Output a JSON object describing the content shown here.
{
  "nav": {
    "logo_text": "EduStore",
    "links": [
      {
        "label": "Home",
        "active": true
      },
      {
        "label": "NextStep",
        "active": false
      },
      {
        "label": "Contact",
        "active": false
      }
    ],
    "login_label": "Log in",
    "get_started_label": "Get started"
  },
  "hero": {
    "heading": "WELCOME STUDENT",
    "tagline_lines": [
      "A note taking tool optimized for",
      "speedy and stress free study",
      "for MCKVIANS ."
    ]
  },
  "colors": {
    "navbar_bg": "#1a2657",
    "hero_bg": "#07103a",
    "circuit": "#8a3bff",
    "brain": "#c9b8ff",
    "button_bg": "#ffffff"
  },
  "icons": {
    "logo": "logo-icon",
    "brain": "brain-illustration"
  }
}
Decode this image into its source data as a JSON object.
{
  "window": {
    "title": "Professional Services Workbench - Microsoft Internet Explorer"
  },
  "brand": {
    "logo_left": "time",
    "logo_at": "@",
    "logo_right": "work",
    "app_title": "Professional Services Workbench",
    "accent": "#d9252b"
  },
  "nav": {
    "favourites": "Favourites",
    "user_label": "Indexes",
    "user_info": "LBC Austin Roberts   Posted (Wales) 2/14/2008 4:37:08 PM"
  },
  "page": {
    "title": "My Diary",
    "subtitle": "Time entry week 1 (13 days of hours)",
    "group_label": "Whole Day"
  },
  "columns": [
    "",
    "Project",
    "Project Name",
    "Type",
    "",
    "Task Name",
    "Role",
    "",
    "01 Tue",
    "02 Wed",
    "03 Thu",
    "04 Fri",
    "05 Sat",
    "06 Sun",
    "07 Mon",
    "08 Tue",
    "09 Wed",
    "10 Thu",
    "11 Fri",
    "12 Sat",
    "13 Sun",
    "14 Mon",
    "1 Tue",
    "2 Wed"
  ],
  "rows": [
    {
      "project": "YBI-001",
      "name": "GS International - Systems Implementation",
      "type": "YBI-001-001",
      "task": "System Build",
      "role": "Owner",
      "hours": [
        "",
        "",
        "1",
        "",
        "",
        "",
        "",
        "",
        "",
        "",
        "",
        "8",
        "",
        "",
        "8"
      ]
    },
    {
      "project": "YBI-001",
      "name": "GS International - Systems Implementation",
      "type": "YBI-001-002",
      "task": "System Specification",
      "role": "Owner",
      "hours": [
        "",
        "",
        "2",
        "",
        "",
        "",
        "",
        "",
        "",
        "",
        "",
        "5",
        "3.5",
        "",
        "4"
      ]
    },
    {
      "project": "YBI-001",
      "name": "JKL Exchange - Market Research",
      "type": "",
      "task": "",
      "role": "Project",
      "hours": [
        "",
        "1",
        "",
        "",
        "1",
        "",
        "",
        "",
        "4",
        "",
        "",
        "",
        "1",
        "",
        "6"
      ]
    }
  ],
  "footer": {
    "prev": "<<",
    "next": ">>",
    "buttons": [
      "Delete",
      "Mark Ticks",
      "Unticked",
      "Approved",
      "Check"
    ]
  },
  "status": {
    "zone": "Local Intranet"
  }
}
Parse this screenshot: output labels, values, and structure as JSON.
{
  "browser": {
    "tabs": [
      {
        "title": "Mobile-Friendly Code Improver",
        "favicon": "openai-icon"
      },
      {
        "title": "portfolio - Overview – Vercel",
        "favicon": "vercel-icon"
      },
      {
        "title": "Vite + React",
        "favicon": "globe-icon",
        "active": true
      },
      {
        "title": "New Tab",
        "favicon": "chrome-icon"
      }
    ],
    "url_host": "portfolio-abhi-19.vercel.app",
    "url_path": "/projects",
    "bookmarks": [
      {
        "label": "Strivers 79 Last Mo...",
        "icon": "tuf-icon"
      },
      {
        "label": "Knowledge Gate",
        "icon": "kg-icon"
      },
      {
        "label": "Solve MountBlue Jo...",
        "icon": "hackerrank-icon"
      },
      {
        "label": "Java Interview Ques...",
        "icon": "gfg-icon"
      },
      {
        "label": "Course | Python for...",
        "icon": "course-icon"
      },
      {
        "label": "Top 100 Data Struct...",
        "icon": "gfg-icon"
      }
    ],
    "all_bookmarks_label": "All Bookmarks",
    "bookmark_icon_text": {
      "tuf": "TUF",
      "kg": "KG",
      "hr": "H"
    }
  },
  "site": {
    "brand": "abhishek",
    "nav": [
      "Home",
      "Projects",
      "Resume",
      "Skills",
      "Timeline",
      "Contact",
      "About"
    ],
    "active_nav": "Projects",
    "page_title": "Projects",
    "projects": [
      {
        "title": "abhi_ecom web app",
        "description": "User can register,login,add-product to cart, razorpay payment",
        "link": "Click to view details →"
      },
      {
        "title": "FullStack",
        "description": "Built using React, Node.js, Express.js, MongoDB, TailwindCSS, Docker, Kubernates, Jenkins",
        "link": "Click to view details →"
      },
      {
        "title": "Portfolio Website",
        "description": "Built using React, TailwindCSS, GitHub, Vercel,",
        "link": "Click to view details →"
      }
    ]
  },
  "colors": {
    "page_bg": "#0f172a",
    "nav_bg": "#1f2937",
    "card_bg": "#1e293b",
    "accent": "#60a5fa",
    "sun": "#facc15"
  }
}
####
- [What needs to be done]: Write out every line exactly as it stands.

- [Task response]:
Output a JSON object describing the content shown here.
{
  "nav": {
    "logo_text": "EduStore",
    "links": [
      {
        "label": "Home",
        "active": true
      },
      {
        "label": "NextStep",
        "active": false
      },
      {
        "label": "Contact",
        "active": false
      }
    ],
    "login_label": "Log in",
    "get_started_label": "Get started"
  },
  "hero": {
    "heading": "WELCOME STUDENT",
    "tagline_lines": [
      "A note taking tool optimized for",
      "speedy and stress free study",
      "for MCKVIANS ."
    ]
  },
  "colors": {
    "navbar_bg": "#1a2657",
    "hero_bg": "#07103a",
    "circuit": "#8a3bff",
    "brain": "#c9b8ff",
    "button_bg": "#ffffff"
  },
  "icons": {
    "logo": "logo-icon",
    "brain": "brain-illustration"
  }
}
Decode this image into its source data as a JSON object.
{
  "window": {
    "title": "Professional Services Workbench - Microsoft Internet Explorer"
  },
  "brand": {
    "logo_left": "time",
    "logo_at": "@",
    "logo_right": "work",
    "app_title": "Professional Services Workbench",
    "accent": "#d9252b"
  },
  "nav": {
    "favourites": "Favourites",
    "user_label": "Indexes",
    "user_info": "LBC Austin Roberts   Posted (Wales) 2/14/2008 4:37:08 PM"
  },
  "page": {
    "title": "My Diary",
    "subtitle": "Time entry week 1 (13 days of hours)",
    "group_label": "Whole Day"
  },
  "columns": [
    "",
    "Project",
    "Project Name",
    "Type",
    "",
    "Task Name",
    "Role",
    "",
    "01 Tue",
    "02 Wed",
    "03 Thu",
    "04 Fri",
    "05 Sat",
    "06 Sun",
    "07 Mon",
    "08 Tue",
    "09 Wed",
    "10 Thu",
    "11 Fri",
    "12 Sat",
    "13 Sun",
    "14 Mon",
    "1 Tue",
    "2 Wed"
  ],
  "rows": [
    {
      "project": "YBI-001",
      "name": "GS International - Systems Implementation",
      "type": "YBI-001-001",
      "task": "System Build",
      "role": "Owner",
      "hours": [
        "",
        "",
        "1",
        "",
        "",
        "",
        "",
        "",
        "",
        "",
        "",
        "8",
        "",
        "",
        "8"
      ]
    },
    {
      "project": "YBI-001",
      "name": "GS International - Systems Implementation",
      "type": "YBI-001-002",
      "task": "System Specification",
      "role": "Owner",
      "hours": [
        "",
        "",
        "2",
        "",
        "",
        "",
        "",
        "",
        "",
        "",
        "",
        "5",
        "3.5",
        "",
        "4"
      ]
    },
    {
      "project": "YBI-001",
      "name": "JKL Exchange - Market Research",
      "type": "",
      "task": "",
      "role": "Project",
      "hours": [
        "",
        "1",
        "",
        "",
        "1",
        "",
        "",
        "",
        "4",
        "",
        "",
        "",
        "1",
        "",
        "6"
      ]
    }
  ],
  "footer": {
    "prev": "<<",
    "next": ">>",
    "buttons": [
      "Delete",
      "Mark Ticks",
      "Unticked",
      "Approved",
      "Check"
    ]
  },
  "status": {
    "zone": "Local Intranet"
  }
}
Parse this screenshot: output labels, values, and structure as JSON.
{
  "browser": {
    "tabs": [
      {
        "title": "Mobile-Friendly Code Improver",
        "favicon": "openai-icon"
      },
      {
        "title": "portfolio - Overview – Vercel",
        "favicon": "vercel-icon"
      },
      {
        "title": "Vite + React",
        "favicon": "globe-icon",
        "active": true
      },
      {
        "title": "New Tab",
        "favicon": "chrome-icon"
      }
    ],
    "url_host": "portfolio-abhi-19.vercel.app",
    "url_path": "/projects",
    "bookmarks": [
      {
        "label": "Strivers 79 Last Mo...",
        "icon": "tuf-icon"
      },
      {
        "label": "Knowledge Gate",
        "icon": "kg-icon"
      },
      {
        "label": "Solve MountBlue Jo...",
        "icon": "hackerrank-icon"
      },
      {
        "label": "Java Interview Ques...",
        "icon": "gfg-icon"
      },
      {
        "label": "Course | Python for...",
        "icon": "course-icon"
      },
      {
        "label": "Top 100 Data Struct...",
        "icon": "gfg-icon"
      }
    ],
    "all_bookmarks_label": "All Bookmarks",
    "bookmark_icon_text": {
      "tuf": "TUF",
      "kg": "KG",
      "hr": "H"
    }
  },
  "site": {
    "brand": "abhishek",
    "nav": [
      "Home",
      "Projects",
      "Resume",
      "Skills",
      "Timeline",
      "Contact",
      "About"
    ],
    "active_nav": "Projects",
    "page_title": "Projects",
    "projects": [
      {
        "title": "abhi_ecom web app",
        "description": "User can register,login,add-product to cart, razorpay payment",
        "link": "Click to view details →"
      },
      {
        "title": "FullStack",
        "description": "Built using React, Node.js, Express.js, MongoDB, TailwindCSS, Docker, Kubernates, Jenkins",
        "link": "Click to view details →"
      },
      {
        "title": "Portfolio Website",
        "description": "Built using React, TailwindCSS, GitHub, Vercel,",
        "link": "Click to view details →"
      }
    ]
  },
  "colors": {
    "page_bg": "#0f172a",
    "nav_bg": "#1f2937",
    "card_bg": "#1e293b",
    "accent": "#60a5fa",
    "sun": "#facc15"
  }
}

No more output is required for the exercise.